WHAT YOU ARE ASKED TO DO = Give the number of lines in the data that hold the word "this", and nothing else.

☆ ☆ ☆ ☆

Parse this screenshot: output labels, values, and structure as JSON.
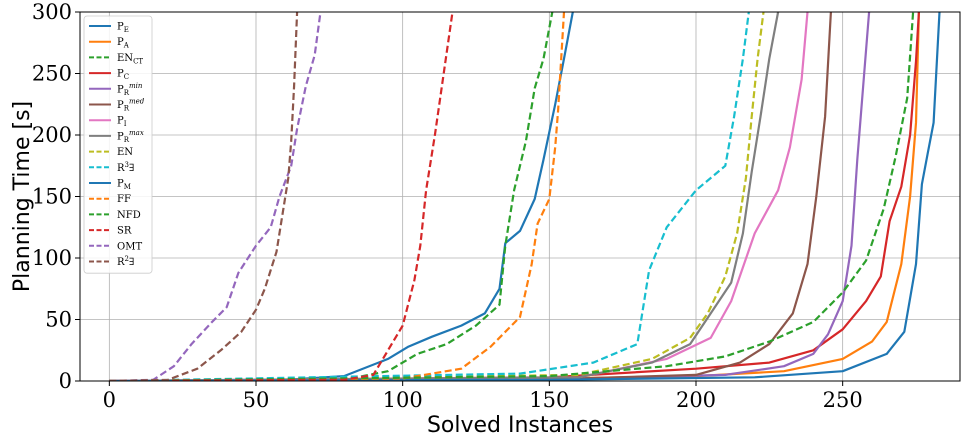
{
  "chart_data": {
    "type": "line",
    "xlabel": "Solved Instances",
    "ylabel": "Planning Time [s]",
    "xlim": [
      -10,
      290
    ],
    "ylim": [
      0,
      300
    ],
    "xticks": [
      0,
      50,
      100,
      150,
      200,
      250
    ],
    "yticks": [
      0,
      50,
      100,
      150,
      200,
      250,
      300
    ],
    "grid": true,
    "legend_position": "top-left",
    "series": [
      {
        "name": "P_E",
        "label_main": "P",
        "label_sub": "E",
        "label_sup": "",
        "color": "#1f77b4",
        "dash": "solid",
        "points": [
          [
            0,
            0
          ],
          [
            60,
            1
          ],
          [
            80,
            4
          ],
          [
            95,
            18
          ],
          [
            102,
            28
          ],
          [
            110,
            36
          ],
          [
            120,
            45
          ],
          [
            128,
            55
          ],
          [
            133,
            75
          ],
          [
            135,
            112
          ],
          [
            140,
            122
          ],
          [
            145,
            148
          ],
          [
            148,
            180
          ],
          [
            152,
            225
          ],
          [
            155,
            262
          ],
          [
            158,
            300
          ]
        ]
      },
      {
        "name": "P_A",
        "label_main": "P",
        "label_sub": "A",
        "label_sup": "",
        "color": "#ff7f0e",
        "dash": "solid",
        "points": [
          [
            0,
            0
          ],
          [
            150,
            2
          ],
          [
            200,
            4
          ],
          [
            230,
            8
          ],
          [
            250,
            18
          ],
          [
            260,
            32
          ],
          [
            265,
            48
          ],
          [
            270,
            95
          ],
          [
            273,
            150
          ],
          [
            275,
            210
          ],
          [
            276,
            300
          ]
        ]
      },
      {
        "name": "EN_CT",
        "label_main": "EN",
        "label_sub": "CT",
        "label_sup": "",
        "color": "#2ca02c",
        "dash": "dashed",
        "points": [
          [
            0,
            0
          ],
          [
            80,
            1
          ],
          [
            95,
            8
          ],
          [
            105,
            22
          ],
          [
            115,
            30
          ],
          [
            125,
            45
          ],
          [
            133,
            62
          ],
          [
            135,
            110
          ],
          [
            138,
            155
          ],
          [
            142,
            195
          ],
          [
            145,
            238
          ],
          [
            148,
            262
          ],
          [
            151,
            300
          ]
        ]
      },
      {
        "name": "P_C",
        "label_main": "P",
        "label_sub": "C",
        "label_sup": "",
        "color": "#d62728",
        "dash": "solid",
        "points": [
          [
            0,
            0
          ],
          [
            150,
            3
          ],
          [
            200,
            10
          ],
          [
            225,
            15
          ],
          [
            240,
            25
          ],
          [
            250,
            42
          ],
          [
            258,
            65
          ],
          [
            263,
            85
          ],
          [
            266,
            130
          ],
          [
            270,
            158
          ],
          [
            273,
            200
          ],
          [
            275,
            260
          ],
          [
            276,
            300
          ]
        ]
      },
      {
        "name": "P_R^min",
        "label_main": "P",
        "label_sub": "R",
        "label_sup": "min",
        "color": "#9467bd",
        "dash": "solid",
        "points": [
          [
            0,
            0
          ],
          [
            160,
            2
          ],
          [
            210,
            5
          ],
          [
            230,
            12
          ],
          [
            240,
            22
          ],
          [
            245,
            38
          ],
          [
            250,
            65
          ],
          [
            253,
            110
          ],
          [
            255,
            180
          ],
          [
            257,
            240
          ],
          [
            259,
            300
          ]
        ]
      },
      {
        "name": "P_R^med",
        "label_main": "P",
        "label_sub": "R",
        "label_sup": "med",
        "color": "#8c564b",
        "dash": "solid",
        "points": [
          [
            0,
            0
          ],
          [
            160,
            2
          ],
          [
            200,
            5
          ],
          [
            215,
            15
          ],
          [
            225,
            30
          ],
          [
            233,
            55
          ],
          [
            238,
            95
          ],
          [
            241,
            150
          ],
          [
            244,
            215
          ],
          [
            246,
            300
          ]
        ]
      },
      {
        "name": "P_I",
        "label_main": "P",
        "label_sub": "I",
        "label_sup": "",
        "color": "#e377c2",
        "dash": "solid",
        "points": [
          [
            0,
            0
          ],
          [
            160,
            3
          ],
          [
            190,
            18
          ],
          [
            205,
            35
          ],
          [
            212,
            65
          ],
          [
            220,
            120
          ],
          [
            228,
            155
          ],
          [
            232,
            190
          ],
          [
            236,
            245
          ],
          [
            238,
            300
          ]
        ]
      },
      {
        "name": "P_R^max",
        "label_main": "P",
        "label_sub": "R",
        "label_sup": "max",
        "color": "#7f7f7f",
        "dash": "solid",
        "points": [
          [
            0,
            0
          ],
          [
            160,
            3
          ],
          [
            185,
            15
          ],
          [
            198,
            30
          ],
          [
            205,
            55
          ],
          [
            212,
            80
          ],
          [
            216,
            120
          ],
          [
            219,
            170
          ],
          [
            222,
            215
          ],
          [
            225,
            262
          ],
          [
            228,
            300
          ]
        ]
      },
      {
        "name": "EN",
        "label_main": "EN",
        "label_sub": "",
        "label_sup": "",
        "color": "#bcbd22",
        "dash": "dashed",
        "points": [
          [
            0,
            0
          ],
          [
            160,
            5
          ],
          [
            185,
            18
          ],
          [
            198,
            35
          ],
          [
            204,
            55
          ],
          [
            210,
            85
          ],
          [
            214,
            120
          ],
          [
            217,
            165
          ],
          [
            219,
            215
          ],
          [
            221,
            262
          ],
          [
            223,
            300
          ]
        ]
      },
      {
        "name": "R^3∃",
        "label_main": "R",
        "label_sub": "",
        "label_sup": "3",
        "label_tail": "∃",
        "color": "#17becf",
        "dash": "dashed",
        "points": [
          [
            0,
            0
          ],
          [
            140,
            6
          ],
          [
            165,
            15
          ],
          [
            180,
            30
          ],
          [
            184,
            90
          ],
          [
            190,
            125
          ],
          [
            200,
            155
          ],
          [
            210,
            175
          ],
          [
            213,
            215
          ],
          [
            216,
            262
          ],
          [
            218,
            300
          ]
        ]
      },
      {
        "name": "P_M",
        "label_main": "P",
        "label_sub": "M",
        "label_sup": "",
        "color": "#1f77b4",
        "dash": "solid",
        "points": [
          [
            0,
            0
          ],
          [
            150,
            1
          ],
          [
            220,
            3
          ],
          [
            250,
            8
          ],
          [
            265,
            22
          ],
          [
            271,
            40
          ],
          [
            275,
            95
          ],
          [
            277,
            160
          ],
          [
            279,
            185
          ],
          [
            281,
            210
          ],
          [
            283,
            300
          ]
        ]
      },
      {
        "name": "FF",
        "label_main": "FF",
        "label_sub": "",
        "label_sup": "",
        "color": "#ff7f0e",
        "dash": "dashed",
        "points": [
          [
            0,
            0
          ],
          [
            100,
            2
          ],
          [
            120,
            10
          ],
          [
            130,
            28
          ],
          [
            140,
            52
          ],
          [
            144,
            95
          ],
          [
            146,
            128
          ],
          [
            150,
            148
          ],
          [
            152,
            190
          ],
          [
            153,
            220
          ],
          [
            155,
            300
          ]
        ]
      },
      {
        "name": "NFD",
        "label_main": "NFD",
        "label_sub": "",
        "label_sup": "",
        "color": "#2ca02c",
        "dash": "dashed",
        "points": [
          [
            0,
            0
          ],
          [
            150,
            4
          ],
          [
            190,
            12
          ],
          [
            210,
            20
          ],
          [
            225,
            32
          ],
          [
            240,
            48
          ],
          [
            250,
            72
          ],
          [
            258,
            98
          ],
          [
            264,
            140
          ],
          [
            268,
            182
          ],
          [
            272,
            230
          ],
          [
            274,
            300
          ]
        ]
      },
      {
        "name": "SR",
        "label_main": "SR",
        "label_sub": "",
        "label_sup": "",
        "color": "#d62728",
        "dash": "dashed",
        "points": [
          [
            0,
            0
          ],
          [
            80,
            1
          ],
          [
            90,
            5
          ],
          [
            95,
            25
          ],
          [
            100,
            45
          ],
          [
            104,
            82
          ],
          [
            106,
            110
          ],
          [
            108,
            155
          ],
          [
            111,
            200
          ],
          [
            114,
            250
          ],
          [
            117,
            300
          ]
        ]
      },
      {
        "name": "OMT",
        "label_main": "OMT",
        "label_sub": "",
        "label_sup": "",
        "color": "#9467bd",
        "dash": "dashed",
        "points": [
          [
            0,
            0
          ],
          [
            15,
            1
          ],
          [
            22,
            12
          ],
          [
            28,
            30
          ],
          [
            35,
            48
          ],
          [
            40,
            60
          ],
          [
            44,
            88
          ],
          [
            50,
            110
          ],
          [
            55,
            125
          ],
          [
            58,
            150
          ],
          [
            62,
            175
          ],
          [
            64,
            205
          ],
          [
            67,
            240
          ],
          [
            70,
            265
          ],
          [
            72,
            300
          ]
        ]
      },
      {
        "name": "R^2∃",
        "label_main": "R",
        "label_sub": "",
        "label_sup": "2",
        "label_tail": "∃",
        "color": "#8c564b",
        "dash": "dashed",
        "points": [
          [
            0,
            0
          ],
          [
            20,
            1
          ],
          [
            30,
            10
          ],
          [
            38,
            25
          ],
          [
            45,
            40
          ],
          [
            50,
            58
          ],
          [
            53,
            75
          ],
          [
            57,
            105
          ],
          [
            59,
            135
          ],
          [
            61,
            165
          ],
          [
            62,
            195
          ],
          [
            63,
            240
          ],
          [
            64,
            300
          ]
        ]
      }
    ]
  }
}
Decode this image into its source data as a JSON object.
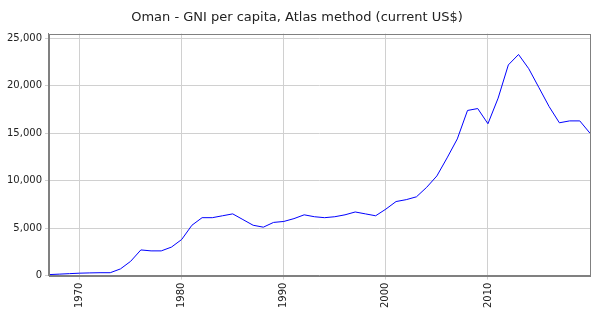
{
  "chart_data": {
    "type": "line",
    "title": "Oman - GNI per capita, Atlas method (current US$)",
    "x": [
      1967,
      1968,
      1969,
      1970,
      1971,
      1972,
      1973,
      1974,
      1975,
      1976,
      1977,
      1978,
      1979,
      1980,
      1981,
      1982,
      1983,
      1984,
      1985,
      1986,
      1987,
      1988,
      1989,
      1990,
      1991,
      1992,
      1993,
      1994,
      1995,
      1996,
      1997,
      1998,
      1999,
      2000,
      2001,
      2002,
      2003,
      2004,
      2005,
      2006,
      2007,
      2008,
      2009,
      2010,
      2011,
      2012,
      2013,
      2014,
      2015,
      2016,
      2017,
      2018,
      2019,
      2020
    ],
    "values": [
      100,
      150,
      200,
      250,
      280,
      300,
      300,
      700,
      1500,
      2700,
      2600,
      2600,
      3000,
      3800,
      5300,
      6100,
      6100,
      6300,
      6500,
      5900,
      5300,
      5100,
      5600,
      5700,
      6000,
      6400,
      6200,
      6100,
      6200,
      6400,
      6700,
      6500,
      6300,
      7000,
      7800,
      8000,
      8300,
      9300,
      10500,
      12400,
      14400,
      17400,
      17600,
      16000,
      18700,
      22200,
      23300,
      21800,
      19800,
      17800,
      16100,
      16300,
      16300,
      15000
    ],
    "color": "#0000ff",
    "xlim": [
      1967,
      2020
    ],
    "xticks": [
      1970,
      1980,
      1990,
      2000,
      2010
    ],
    "ylim": [
      0,
      25500
    ],
    "yticks": [
      0,
      {
        "value": 5000,
        "label": "5,000"
      },
      {
        "value": 10000,
        "label": "10,000"
      },
      {
        "value": 15000,
        "label": "15,000"
      },
      {
        "value": 20000,
        "label": "20,000"
      },
      {
        "value": 25000,
        "label": "25,000"
      }
    ],
    "grid": true
  }
}
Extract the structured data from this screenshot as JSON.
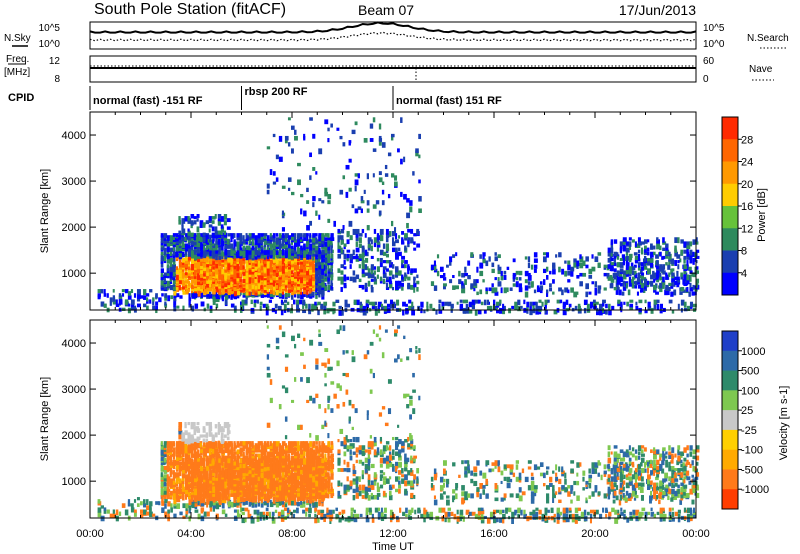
{
  "header": {
    "station": "South Pole Station (fitACF)",
    "beam": "Beam 07",
    "date": "17/Jun/2013"
  },
  "top_panel": {
    "nsky_label": "N.Sky",
    "nsearch_label": "N.Search",
    "freq_label_1": "Freq.",
    "freq_label_2": "[MHz]",
    "nave_label": "Nave",
    "cpid_label": "CPID",
    "left_ticks_top": [
      "10^5",
      "10^0"
    ],
    "right_ticks_top": [
      "10^5",
      "10^0"
    ],
    "left_ticks_freq": [
      "12",
      "8"
    ],
    "right_ticks_nave": [
      "60",
      "0"
    ]
  },
  "cpid_segments": [
    {
      "label": "normal (fast) -151 RF",
      "start_hour": 0,
      "end_hour": 6
    },
    {
      "label": "rbsp 200 RF",
      "start_hour": 6,
      "end_hour": 12
    },
    {
      "label": "normal (fast) 151 RF",
      "start_hour": 12,
      "end_hour": 24
    }
  ],
  "colors": {
    "power": [
      "#0000ff",
      "#1a3fb0",
      "#2e8a5e",
      "#66c23a",
      "#ffcc00",
      "#ff9900",
      "#ff6600",
      "#ff2a00"
    ],
    "velocity": [
      "#1f3fc8",
      "#2d6aa8",
      "#2e8a6a",
      "#7ec850",
      "#c8c8c8",
      "#ffd000",
      "#ffaa00",
      "#ff7a1a",
      "#ff3d00"
    ]
  },
  "chart_data": [
    {
      "type": "heatmap",
      "name": "power",
      "xlabel": "",
      "ylabel": "Slant Range [km]",
      "colorbar_label": "Power [dB]",
      "xlim_hours": [
        0,
        24
      ],
      "ylim_km": [
        200,
        4500
      ],
      "y_ticks": [
        "1000",
        "2000",
        "3000",
        "4000"
      ],
      "colorbar_ticks": [
        "4",
        "8",
        "12",
        "16",
        "20",
        "24",
        "28"
      ]
    },
    {
      "type": "heatmap",
      "name": "velocity",
      "xlabel": "Time UT",
      "ylabel": "Slant Range [km]",
      "colorbar_label": "Velocity [m s-1]",
      "xlim_hours": [
        0,
        24
      ],
      "ylim_km": [
        200,
        4500
      ],
      "y_ticks": [
        "1000",
        "2000",
        "3000",
        "4000"
      ],
      "colorbar_ticks": [
        "1000",
        "500",
        "100",
        "25",
        "-25",
        "-100",
        "-500",
        "-1000"
      ],
      "x_ticks": [
        "00:00",
        "04:00",
        "08:00",
        "12:00",
        "16:00",
        "20:00",
        "00:00"
      ]
    }
  ]
}
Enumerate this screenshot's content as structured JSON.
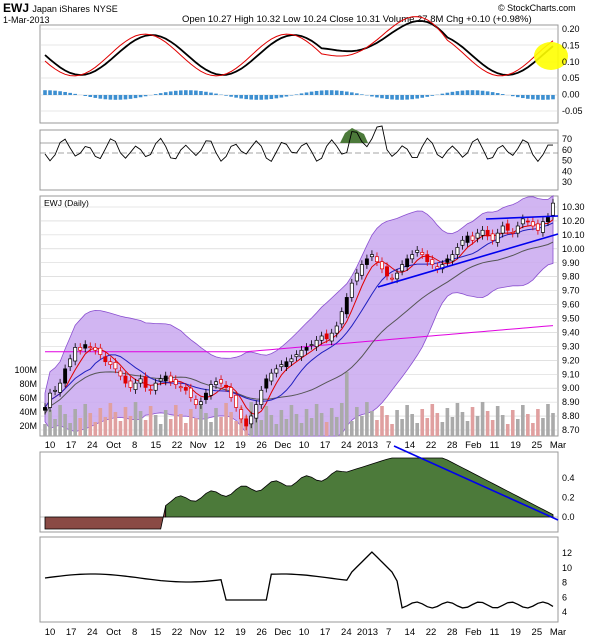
{
  "header": {
    "symbol": "EWJ",
    "name": "Japan iShares",
    "exchange": "NYSE",
    "date": "1-Mar-2013",
    "quote": "Open 10.27  High 10.32  Low 10.24  Close 10.31  Volume 27.8M  Chg +0.10 (+0.98%)",
    "brand": "© StockCharts.com"
  },
  "price_label": "EWJ (Daily)",
  "colors": {
    "bollinger_fill": "#c9a8f0",
    "bollinger_line": "#8a4fd0",
    "ma_red": "#e00000",
    "ma_blue": "#2020c0",
    "ma_gray": "#555555",
    "ma_magenta": "#e000e0",
    "trendline": "#0000ee",
    "highlight": "#ffff00",
    "hist_blue": "#3d8fd0",
    "ad_green": "#4c7a3a",
    "ad_red": "#8a4a45",
    "volume_gray": "#aaaaaa",
    "volume_red": "#e0a0a0"
  },
  "x_labels": [
    "10",
    "17",
    "24",
    "Oct",
    "8",
    "15",
    "22",
    "Nov",
    "12",
    "19",
    "26",
    "Dec",
    "10",
    "17",
    "24",
    "2013",
    "7",
    "14",
    "22",
    "28",
    "Feb",
    "11",
    "19",
    "25",
    "Mar"
  ],
  "chart_data": [
    {
      "type": "line",
      "panel": "macd",
      "ylim": [
        -0.05,
        0.2
      ],
      "y_ticks": [
        "0.20",
        "0.15",
        "0.10",
        "0.05",
        "0.00",
        "-0.05"
      ],
      "series": []
    },
    {
      "type": "line",
      "panel": "rsi",
      "y_ticks": [
        "70",
        "60",
        "50",
        "40",
        "30"
      ]
    },
    {
      "type": "candlestick",
      "panel": "price",
      "ylim": [
        8.68,
        10.36
      ],
      "y_ticks": [
        "10.30",
        "10.20",
        "10.10",
        "10.00",
        "9.90",
        "9.80",
        "9.70",
        "9.60",
        "9.50",
        "9.40",
        "9.30",
        "9.20",
        "9.10",
        "9.00",
        "8.90",
        "8.80",
        "8.70"
      ],
      "volume_ticks": [
        "100M",
        "80M",
        "60M",
        "40M",
        "20M"
      ],
      "closes": [
        8.88,
        8.98,
        9.0,
        9.05,
        9.15,
        9.22,
        9.3,
        9.28,
        9.32,
        9.3,
        9.28,
        9.25,
        9.2,
        9.18,
        9.15,
        9.1,
        9.05,
        9.02,
        9.05,
        9.08,
        9.02,
        9.0,
        9.05,
        9.08,
        9.1,
        9.06,
        9.04,
        9.02,
        9.0,
        8.95,
        8.9,
        8.92,
        8.98,
        9.04,
        9.06,
        9.05,
        9.02,
        8.95,
        8.88,
        8.8,
        8.75,
        8.82,
        8.9,
        9.0,
        9.08,
        9.12,
        9.15,
        9.18,
        9.2,
        9.22,
        9.25,
        9.28,
        9.3,
        9.32,
        9.35,
        9.38,
        9.36,
        9.4,
        9.45,
        9.55,
        9.65,
        9.75,
        9.82,
        9.88,
        9.92,
        9.95,
        9.9,
        9.85,
        9.8,
        9.78,
        9.82,
        9.88,
        9.92,
        9.95,
        9.98,
        9.95,
        9.9,
        9.88,
        9.85,
        9.88,
        9.92,
        9.95,
        10.0,
        10.05,
        10.08,
        10.05,
        10.1,
        10.12,
        10.08,
        10.05,
        10.1,
        10.15,
        10.12,
        10.1,
        10.15,
        10.2,
        10.18,
        10.15,
        10.12,
        10.18,
        10.21,
        10.31
      ]
    },
    {
      "type": "area",
      "panel": "accumulation",
      "y_ticks": [
        "0.4",
        "0.2",
        "0.0"
      ]
    },
    {
      "type": "line",
      "panel": "bottom",
      "y_ticks": [
        "12",
        "10",
        "8",
        "6",
        "4"
      ]
    }
  ]
}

☆ ☆ ☆ ☆

THE SOLUTION = 4